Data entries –
☆ ☆ ☆

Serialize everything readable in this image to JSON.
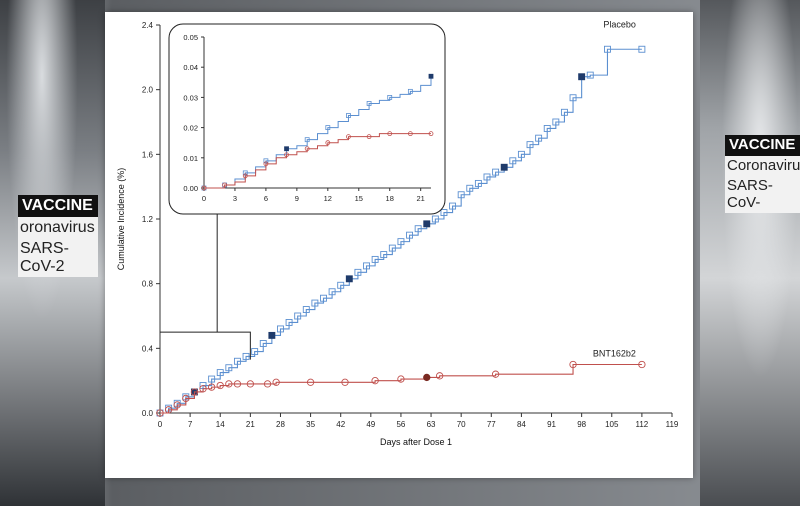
{
  "background": {
    "left_vial_head": "VACCINE",
    "left_vial_line1": "oronavirus",
    "left_vial_line2": "SARS-CoV-2",
    "right_vial_head": "VACCINE",
    "right_vial_line1": "Coronavirus",
    "right_vial_line2": "SARS-CoV-"
  },
  "chart_data": {
    "type": "line",
    "xlabel": "Days after Dose 1",
    "ylabel": "Cumulative Incidence (%)",
    "xlim": [
      0,
      119
    ],
    "ylim": [
      0,
      2.4
    ],
    "x_ticks": [
      "0",
      "7",
      "14",
      "21",
      "28",
      "35",
      "42",
      "49",
      "56",
      "63",
      "70",
      "77",
      "84",
      "91",
      "98",
      "105",
      "112",
      "119"
    ],
    "y_ticks": [
      "0.0",
      "0.4",
      "0.8",
      "1.2",
      "1.6",
      "2.0",
      "2.4"
    ],
    "series": [
      {
        "name": "Placebo",
        "color": "#5b8fd0",
        "marker": "square",
        "x": [
          0,
          2,
          4,
          6,
          8,
          10,
          12,
          14,
          16,
          18,
          20,
          22,
          24,
          26,
          28,
          30,
          32,
          34,
          36,
          38,
          40,
          42,
          44,
          46,
          48,
          50,
          52,
          54,
          56,
          58,
          60,
          62,
          64,
          66,
          68,
          70,
          72,
          74,
          76,
          78,
          80,
          82,
          84,
          86,
          88,
          90,
          92,
          94,
          96,
          98,
          100,
          104,
          112
        ],
        "y": [
          0,
          0.03,
          0.06,
          0.1,
          0.13,
          0.17,
          0.21,
          0.25,
          0.28,
          0.32,
          0.35,
          0.38,
          0.43,
          0.48,
          0.52,
          0.56,
          0.6,
          0.64,
          0.68,
          0.71,
          0.75,
          0.79,
          0.83,
          0.87,
          0.91,
          0.95,
          0.98,
          1.02,
          1.06,
          1.1,
          1.14,
          1.17,
          1.2,
          1.24,
          1.28,
          1.35,
          1.39,
          1.42,
          1.46,
          1.49,
          1.52,
          1.56,
          1.6,
          1.66,
          1.7,
          1.76,
          1.8,
          1.86,
          1.95,
          2.08,
          2.09,
          2.25,
          2.25
        ]
      },
      {
        "name": "BNT162b2",
        "color": "#c0504d",
        "marker": "circle",
        "x": [
          0,
          2,
          4,
          6,
          8,
          10,
          12,
          14,
          16,
          18,
          21,
          25,
          27,
          35,
          43,
          50,
          56,
          62,
          65,
          78,
          96,
          112
        ],
        "y": [
          0,
          0.02,
          0.05,
          0.09,
          0.13,
          0.15,
          0.16,
          0.17,
          0.18,
          0.18,
          0.18,
          0.18,
          0.19,
          0.19,
          0.19,
          0.2,
          0.21,
          0.22,
          0.23,
          0.24,
          0.3,
          0.3
        ]
      }
    ],
    "inset": {
      "xlim": [
        0,
        22
      ],
      "ylim": [
        0,
        0.05
      ],
      "x_ticks": [
        "0",
        "3",
        "6",
        "9",
        "12",
        "15",
        "18",
        "21"
      ],
      "y_ticks": [
        "0.00",
        "0.01",
        "0.02",
        "0.03",
        "0.04",
        "0.05"
      ],
      "series": [
        {
          "name": "Placebo",
          "x": [
            0,
            1,
            2,
            3,
            4,
            5,
            6,
            7,
            8,
            9,
            10,
            11,
            12,
            13,
            14,
            15,
            16,
            17,
            18,
            19,
            20,
            21,
            22
          ],
          "y": [
            0,
            0,
            0.001,
            0.003,
            0.005,
            0.007,
            0.009,
            0.011,
            0.013,
            0.014,
            0.016,
            0.018,
            0.02,
            0.022,
            0.024,
            0.026,
            0.028,
            0.029,
            0.03,
            0.031,
            0.032,
            0.034,
            0.037
          ]
        },
        {
          "name": "BNT162b2",
          "x": [
            0,
            1,
            2,
            3,
            4,
            5,
            6,
            7,
            8,
            9,
            10,
            11,
            12,
            13,
            14,
            15,
            16,
            17,
            18,
            19,
            20,
            21,
            22
          ],
          "y": [
            0,
            0,
            0.001,
            0.002,
            0.004,
            0.006,
            0.008,
            0.01,
            0.011,
            0.012,
            0.013,
            0.014,
            0.015,
            0.016,
            0.017,
            0.017,
            0.017,
            0.018,
            0.018,
            0.018,
            0.018,
            0.018,
            0.018
          ]
        }
      ]
    }
  }
}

☆ ☆ ☆

What is being asked – What lines of the preceding data include the string "name"? Pull them out.

Answer box –
        "name": "Placebo",
        "name": "BNT162b2",
          "name": "Placebo",
          "name": "BNT162b2",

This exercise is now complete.